### Source records
★ ★ ★ ★ ★ ★ ★
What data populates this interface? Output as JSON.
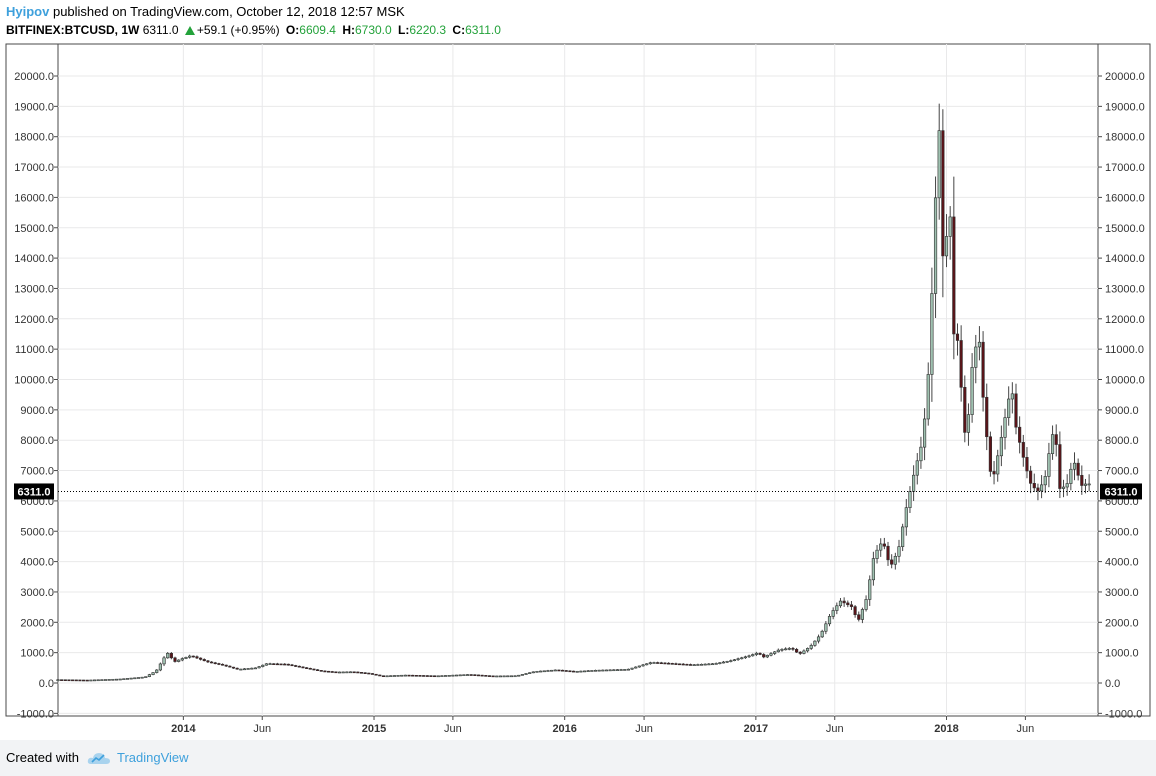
{
  "header": {
    "author": "Hyipov",
    "published": "published on TradingView.com, October 12, 2018 12:57 MSK",
    "symbol": "BITFINEX:BTCUSD, 1W",
    "last": "6311.0",
    "change": "+59.1 (+0.95%)",
    "o_label": "O:",
    "o": "6609.4",
    "h_label": "H:",
    "h": "6730.0",
    "l_label": "L:",
    "l": "6220.3",
    "c_label": "C:",
    "c": "6311.0"
  },
  "footer": {
    "created": "Created with",
    "brand": "TradingView"
  },
  "colors": {
    "up": "#9fc1b0",
    "down": "#5b1419",
    "wick": "#444444",
    "grid": "#e9e9ea",
    "accent": "#3ea0dc"
  },
  "chart_data": {
    "type": "candlestick",
    "ylim": [
      -1000,
      20000
    ],
    "y_ticks": [
      "20000.0",
      "19000.0",
      "18000.0",
      "17000.0",
      "16000.0",
      "15000.0",
      "14000.0",
      "13000.0",
      "12000.0",
      "11000.0",
      "10000.0",
      "9000.0",
      "8000.0",
      "7000.0",
      "6000.0",
      "5000.0",
      "4000.0",
      "3000.0",
      "2000.0",
      "1000.0",
      "0.0",
      "-1000.0"
    ],
    "x_ticks": [
      {
        "label": "2014",
        "bold": true,
        "date": "2014-01-01"
      },
      {
        "label": "Jun",
        "bold": false,
        "date": "2014-06-01"
      },
      {
        "label": "2015",
        "bold": true,
        "date": "2015-01-01"
      },
      {
        "label": "Jun",
        "bold": false,
        "date": "2015-06-01"
      },
      {
        "label": "2016",
        "bold": true,
        "date": "2016-01-01"
      },
      {
        "label": "Jun",
        "bold": false,
        "date": "2016-06-01"
      },
      {
        "label": "2017",
        "bold": true,
        "date": "2017-01-01"
      },
      {
        "label": "Jun",
        "bold": false,
        "date": "2017-06-01"
      },
      {
        "label": "2018",
        "bold": true,
        "date": "2018-01-01"
      },
      {
        "label": "Jun",
        "bold": false,
        "date": "2018-06-01"
      }
    ],
    "x_range": [
      "2013-05-06",
      "2018-10-18"
    ],
    "last_price": "6311.0",
    "series_keypoints": [
      [
        "2013-05-06",
        110
      ],
      [
        "2013-07-01",
        95
      ],
      [
        "2013-09-01",
        130
      ],
      [
        "2013-10-20",
        200
      ],
      [
        "2013-11-10",
        400
      ],
      [
        "2013-11-24",
        800
      ],
      [
        "2013-12-01",
        1000
      ],
      [
        "2013-12-15",
        700
      ],
      [
        "2013-12-29",
        800
      ],
      [
        "2014-01-15",
        900
      ],
      [
        "2014-02-15",
        700
      ],
      [
        "2014-03-15",
        600
      ],
      [
        "2014-04-15",
        450
      ],
      [
        "2014-05-20",
        500
      ],
      [
        "2014-06-10",
        640
      ],
      [
        "2014-07-15",
        620
      ],
      [
        "2014-08-20",
        500
      ],
      [
        "2014-09-20",
        400
      ],
      [
        "2014-10-20",
        360
      ],
      [
        "2014-11-20",
        370
      ],
      [
        "2014-12-20",
        320
      ],
      [
        "2015-01-15",
        230
      ],
      [
        "2015-03-01",
        260
      ],
      [
        "2015-05-01",
        235
      ],
      [
        "2015-07-01",
        280
      ],
      [
        "2015-08-15",
        230
      ],
      [
        "2015-10-01",
        240
      ],
      [
        "2015-11-05",
        380
      ],
      [
        "2015-12-15",
        430
      ],
      [
        "2016-01-20",
        380
      ],
      [
        "2016-03-01",
        420
      ],
      [
        "2016-05-01",
        450
      ],
      [
        "2016-06-15",
        680
      ],
      [
        "2016-07-15",
        650
      ],
      [
        "2016-09-01",
        600
      ],
      [
        "2016-10-15",
        640
      ],
      [
        "2016-11-15",
        740
      ],
      [
        "2016-12-20",
        900
      ],
      [
        "2017-01-05",
        1000
      ],
      [
        "2017-01-15",
        850
      ],
      [
        "2017-02-15",
        1100
      ],
      [
        "2017-03-10",
        1150
      ],
      [
        "2017-03-25",
        950
      ],
      [
        "2017-04-15",
        1200
      ],
      [
        "2017-05-05",
        1600
      ],
      [
        "2017-05-25",
        2300
      ],
      [
        "2017-06-12",
        2700
      ],
      [
        "2017-07-05",
        2500
      ],
      [
        "2017-07-15",
        2000
      ],
      [
        "2017-08-01",
        2800
      ],
      [
        "2017-08-15",
        4200
      ],
      [
        "2017-09-01",
        4700
      ],
      [
        "2017-09-15",
        3800
      ],
      [
        "2017-10-01",
        4400
      ],
      [
        "2017-10-15",
        5700
      ],
      [
        "2017-11-01",
        7000
      ],
      [
        "2017-11-15",
        7900
      ],
      [
        "2017-11-25",
        9500
      ],
      [
        "2017-12-01",
        11500
      ],
      [
        "2017-12-10",
        15500
      ],
      [
        "2017-12-17",
        18900
      ],
      [
        "2017-12-24",
        14000
      ],
      [
        "2017-12-31",
        14500
      ],
      [
        "2018-01-07",
        16000
      ],
      [
        "2018-01-14",
        11500
      ],
      [
        "2018-01-21",
        11500
      ],
      [
        "2018-01-28",
        10000
      ],
      [
        "2018-02-04",
        8200
      ],
      [
        "2018-02-11",
        8600
      ],
      [
        "2018-02-18",
        10300
      ],
      [
        "2018-02-25",
        11000
      ],
      [
        "2018-03-04",
        11500
      ],
      [
        "2018-03-11",
        9600
      ],
      [
        "2018-03-18",
        8300
      ],
      [
        "2018-03-25",
        7000
      ],
      [
        "2018-04-01",
        6800
      ],
      [
        "2018-04-15",
        8000
      ],
      [
        "2018-04-29",
        9300
      ],
      [
        "2018-05-06",
        9700
      ],
      [
        "2018-05-13",
        8500
      ],
      [
        "2018-05-27",
        7500
      ],
      [
        "2018-06-10",
        6600
      ],
      [
        "2018-06-24",
        6300
      ],
      [
        "2018-07-08",
        6700
      ],
      [
        "2018-07-22",
        8200
      ],
      [
        "2018-07-29",
        8100
      ],
      [
        "2018-08-05",
        6400
      ],
      [
        "2018-08-19",
        6500
      ],
      [
        "2018-08-26",
        7000
      ],
      [
        "2018-09-02",
        7300
      ],
      [
        "2018-09-16",
        6500
      ],
      [
        "2018-09-30",
        6600
      ],
      [
        "2018-10-07",
        6311
      ]
    ]
  }
}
★ ★ ★ ★ ★ ★ ★
### Required task
Write the lines above out again exactly, without any of their pictures.

### Full output
What data populates this interface? Output as JSON.
{
  "header": {
    "author": "Hyipov",
    "published": "published on TradingView.com, October 12, 2018 12:57 MSK",
    "symbol": "BITFINEX:BTCUSD, 1W",
    "last": "6311.0",
    "change": "+59.1 (+0.95%)",
    "o_label": "O:",
    "o": "6609.4",
    "h_label": "H:",
    "h": "6730.0",
    "l_label": "L:",
    "l": "6220.3",
    "c_label": "C:",
    "c": "6311.0"
  },
  "footer": {
    "created": "Created with",
    "brand": "TradingView"
  },
  "colors": {
    "up": "#9fc1b0",
    "down": "#5b1419",
    "wick": "#444444",
    "grid": "#e9e9ea",
    "accent": "#3ea0dc"
  },
  "chart_data": {
    "type": "candlestick",
    "ylim": [
      -1000,
      20000
    ],
    "y_ticks": [
      "20000.0",
      "19000.0",
      "18000.0",
      "17000.0",
      "16000.0",
      "15000.0",
      "14000.0",
      "13000.0",
      "12000.0",
      "11000.0",
      "10000.0",
      "9000.0",
      "8000.0",
      "7000.0",
      "6000.0",
      "5000.0",
      "4000.0",
      "3000.0",
      "2000.0",
      "1000.0",
      "0.0",
      "-1000.0"
    ],
    "x_ticks": [
      {
        "label": "2014",
        "bold": true,
        "date": "2014-01-01"
      },
      {
        "label": "Jun",
        "bold": false,
        "date": "2014-06-01"
      },
      {
        "label": "2015",
        "bold": true,
        "date": "2015-01-01"
      },
      {
        "label": "Jun",
        "bold": false,
        "date": "2015-06-01"
      },
      {
        "label": "2016",
        "bold": true,
        "date": "2016-01-01"
      },
      {
        "label": "Jun",
        "bold": false,
        "date": "2016-06-01"
      },
      {
        "label": "2017",
        "bold": true,
        "date": "2017-01-01"
      },
      {
        "label": "Jun",
        "bold": false,
        "date": "2017-06-01"
      },
      {
        "label": "2018",
        "bold": true,
        "date": "2018-01-01"
      },
      {
        "label": "Jun",
        "bold": false,
        "date": "2018-06-01"
      }
    ],
    "x_range": [
      "2013-05-06",
      "2018-10-18"
    ],
    "last_price": "6311.0",
    "series_keypoints": [
      [
        "2013-05-06",
        110
      ],
      [
        "2013-07-01",
        95
      ],
      [
        "2013-09-01",
        130
      ],
      [
        "2013-10-20",
        200
      ],
      [
        "2013-11-10",
        400
      ],
      [
        "2013-11-24",
        800
      ],
      [
        "2013-12-01",
        1000
      ],
      [
        "2013-12-15",
        700
      ],
      [
        "2013-12-29",
        800
      ],
      [
        "2014-01-15",
        900
      ],
      [
        "2014-02-15",
        700
      ],
      [
        "2014-03-15",
        600
      ],
      [
        "2014-04-15",
        450
      ],
      [
        "2014-05-20",
        500
      ],
      [
        "2014-06-10",
        640
      ],
      [
        "2014-07-15",
        620
      ],
      [
        "2014-08-20",
        500
      ],
      [
        "2014-09-20",
        400
      ],
      [
        "2014-10-20",
        360
      ],
      [
        "2014-11-20",
        370
      ],
      [
        "2014-12-20",
        320
      ],
      [
        "2015-01-15",
        230
      ],
      [
        "2015-03-01",
        260
      ],
      [
        "2015-05-01",
        235
      ],
      [
        "2015-07-01",
        280
      ],
      [
        "2015-08-15",
        230
      ],
      [
        "2015-10-01",
        240
      ],
      [
        "2015-11-05",
        380
      ],
      [
        "2015-12-15",
        430
      ],
      [
        "2016-01-20",
        380
      ],
      [
        "2016-03-01",
        420
      ],
      [
        "2016-05-01",
        450
      ],
      [
        "2016-06-15",
        680
      ],
      [
        "2016-07-15",
        650
      ],
      [
        "2016-09-01",
        600
      ],
      [
        "2016-10-15",
        640
      ],
      [
        "2016-11-15",
        740
      ],
      [
        "2016-12-20",
        900
      ],
      [
        "2017-01-05",
        1000
      ],
      [
        "2017-01-15",
        850
      ],
      [
        "2017-02-15",
        1100
      ],
      [
        "2017-03-10",
        1150
      ],
      [
        "2017-03-25",
        950
      ],
      [
        "2017-04-15",
        1200
      ],
      [
        "2017-05-05",
        1600
      ],
      [
        "2017-05-25",
        2300
      ],
      [
        "2017-06-12",
        2700
      ],
      [
        "2017-07-05",
        2500
      ],
      [
        "2017-07-15",
        2000
      ],
      [
        "2017-08-01",
        2800
      ],
      [
        "2017-08-15",
        4200
      ],
      [
        "2017-09-01",
        4700
      ],
      [
        "2017-09-15",
        3800
      ],
      [
        "2017-10-01",
        4400
      ],
      [
        "2017-10-15",
        5700
      ],
      [
        "2017-11-01",
        7000
      ],
      [
        "2017-11-15",
        7900
      ],
      [
        "2017-11-25",
        9500
      ],
      [
        "2017-12-01",
        11500
      ],
      [
        "2017-12-10",
        15500
      ],
      [
        "2017-12-17",
        18900
      ],
      [
        "2017-12-24",
        14000
      ],
      [
        "2017-12-31",
        14500
      ],
      [
        "2018-01-07",
        16000
      ],
      [
        "2018-01-14",
        11500
      ],
      [
        "2018-01-21",
        11500
      ],
      [
        "2018-01-28",
        10000
      ],
      [
        "2018-02-04",
        8200
      ],
      [
        "2018-02-11",
        8600
      ],
      [
        "2018-02-18",
        10300
      ],
      [
        "2018-02-25",
        11000
      ],
      [
        "2018-03-04",
        11500
      ],
      [
        "2018-03-11",
        9600
      ],
      [
        "2018-03-18",
        8300
      ],
      [
        "2018-03-25",
        7000
      ],
      [
        "2018-04-01",
        6800
      ],
      [
        "2018-04-15",
        8000
      ],
      [
        "2018-04-29",
        9300
      ],
      [
        "2018-05-06",
        9700
      ],
      [
        "2018-05-13",
        8500
      ],
      [
        "2018-05-27",
        7500
      ],
      [
        "2018-06-10",
        6600
      ],
      [
        "2018-06-24",
        6300
      ],
      [
        "2018-07-08",
        6700
      ],
      [
        "2018-07-22",
        8200
      ],
      [
        "2018-07-29",
        8100
      ],
      [
        "2018-08-05",
        6400
      ],
      [
        "2018-08-19",
        6500
      ],
      [
        "2018-08-26",
        7000
      ],
      [
        "2018-09-02",
        7300
      ],
      [
        "2018-09-16",
        6500
      ],
      [
        "2018-09-30",
        6600
      ],
      [
        "2018-10-07",
        6311
      ]
    ]
  }
}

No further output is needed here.